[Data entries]
++++++++++++++++++++
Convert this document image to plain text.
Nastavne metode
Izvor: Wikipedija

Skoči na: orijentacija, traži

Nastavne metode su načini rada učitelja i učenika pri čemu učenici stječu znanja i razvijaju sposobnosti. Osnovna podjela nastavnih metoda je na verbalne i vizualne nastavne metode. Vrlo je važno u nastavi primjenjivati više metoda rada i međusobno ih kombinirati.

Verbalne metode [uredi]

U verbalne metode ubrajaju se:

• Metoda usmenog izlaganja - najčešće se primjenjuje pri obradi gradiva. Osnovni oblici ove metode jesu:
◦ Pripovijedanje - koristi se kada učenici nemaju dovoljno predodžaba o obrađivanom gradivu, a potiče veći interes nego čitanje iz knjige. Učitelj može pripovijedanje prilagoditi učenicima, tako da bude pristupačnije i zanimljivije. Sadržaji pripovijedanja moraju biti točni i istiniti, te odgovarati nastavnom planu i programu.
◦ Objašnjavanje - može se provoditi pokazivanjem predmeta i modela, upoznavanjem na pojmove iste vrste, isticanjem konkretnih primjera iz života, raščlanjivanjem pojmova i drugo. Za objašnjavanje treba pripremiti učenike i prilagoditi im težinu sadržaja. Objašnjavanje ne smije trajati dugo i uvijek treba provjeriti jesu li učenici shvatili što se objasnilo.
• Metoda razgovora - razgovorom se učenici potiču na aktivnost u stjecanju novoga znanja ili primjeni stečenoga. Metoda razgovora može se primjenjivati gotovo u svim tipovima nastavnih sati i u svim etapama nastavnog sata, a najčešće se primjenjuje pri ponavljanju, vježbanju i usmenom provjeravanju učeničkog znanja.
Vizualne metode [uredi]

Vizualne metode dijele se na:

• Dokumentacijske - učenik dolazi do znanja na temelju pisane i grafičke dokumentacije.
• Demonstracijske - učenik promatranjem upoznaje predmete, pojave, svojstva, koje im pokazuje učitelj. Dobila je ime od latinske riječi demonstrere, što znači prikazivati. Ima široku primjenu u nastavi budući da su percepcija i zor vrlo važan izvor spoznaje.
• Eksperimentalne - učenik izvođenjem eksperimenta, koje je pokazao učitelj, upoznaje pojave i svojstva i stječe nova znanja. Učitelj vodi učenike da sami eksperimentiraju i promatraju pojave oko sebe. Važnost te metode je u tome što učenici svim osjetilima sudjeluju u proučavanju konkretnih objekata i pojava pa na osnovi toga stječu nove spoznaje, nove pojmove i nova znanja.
++++++++++++++++++++
_What the task requires_: Transcribe the data above in full, exactly.

_Exercise solution_:
Convert this document image to plain text.
Nastavne metode
Izvor: Wikipedija

Skoči na: orijentacija, traži

Nastavne metode su načini rada učitelja i učenika pri čemu učenici stječu znanja i razvijaju sposobnosti. Osnovna podjela nastavnih metoda je na verbalne i vizualne nastavne metode. Vrlo je važno u nastavi primjenjivati više metoda rada i međusobno ih kombinirati.

Verbalne metode [uredi]

U verbalne metode ubrajaju se:

• Metoda usmenog izlaganja - najčešće se primjenjuje pri obradi gradiva. Osnovni oblici ove metode jesu:
◦ Pripovijedanje - koristi se kada učenici nemaju dovoljno predodžaba o obrađivanom gradivu, a potiče veći interes nego čitanje iz knjige. Učitelj može pripovijedanje prilagoditi učenicima, tako da bude pristupačnije i zanimljivije. Sadržaji pripovijedanja moraju biti točni i istiniti, te odgovarati nastavnom planu i programu.
◦ Objašnjavanje - može se provoditi pokazivanjem predmeta i modela, upoznavanjem na pojmove iste vrste, isticanjem konkretnih primjera iz života, raščlanjivanjem pojmova i drugo. Za objašnjavanje treba pripremiti učenike i prilagoditi im težinu sadržaja. Objašnjavanje ne smije trajati dugo i uvijek treba provjeriti jesu li učenici shvatili što se objasnilo.
• Metoda razgovora - razgovorom se učenici potiču na aktivnost u stjecanju novoga znanja ili primjeni stečenoga. Metoda razgovora može se primjenjivati gotovo u svim tipovima nastavnih sati i u svim etapama nastavnog sata, a najčešće se primjenjuje pri ponavljanju, vježbanju i usmenom provjeravanju učeničkog znanja.
Vizualne metode [uredi]

Vizualne metode dijele se na:

• Dokumentacijske - učenik dolazi do znanja na temelju pisane i grafičke dokumentacije.
• Demonstracijske - učenik promatranjem upoznaje predmete, pojave, svojstva, koje im pokazuje učitelj. Dobila je ime od latinske riječi demonstrere, što znači prikazivati. Ima široku primjenu u nastavi budući da su percepcija i zor vrlo važan izvor spoznaje.
• Eksperimentalne - učenik izvođenjem eksperimenta, koje je pokazao učitelj, upoznaje pojave i svojstva i stječe nova znanja. Učitelj vodi učenike da sami eksperimentiraju i promatraju pojave oko sebe. Važnost te metode je u tome što učenici svim osjetilima sudjeluju u proučavanju konkretnih objekata i pojava pa na osnovi toga stječu nove spoznaje, nove pojmove i nova znanja.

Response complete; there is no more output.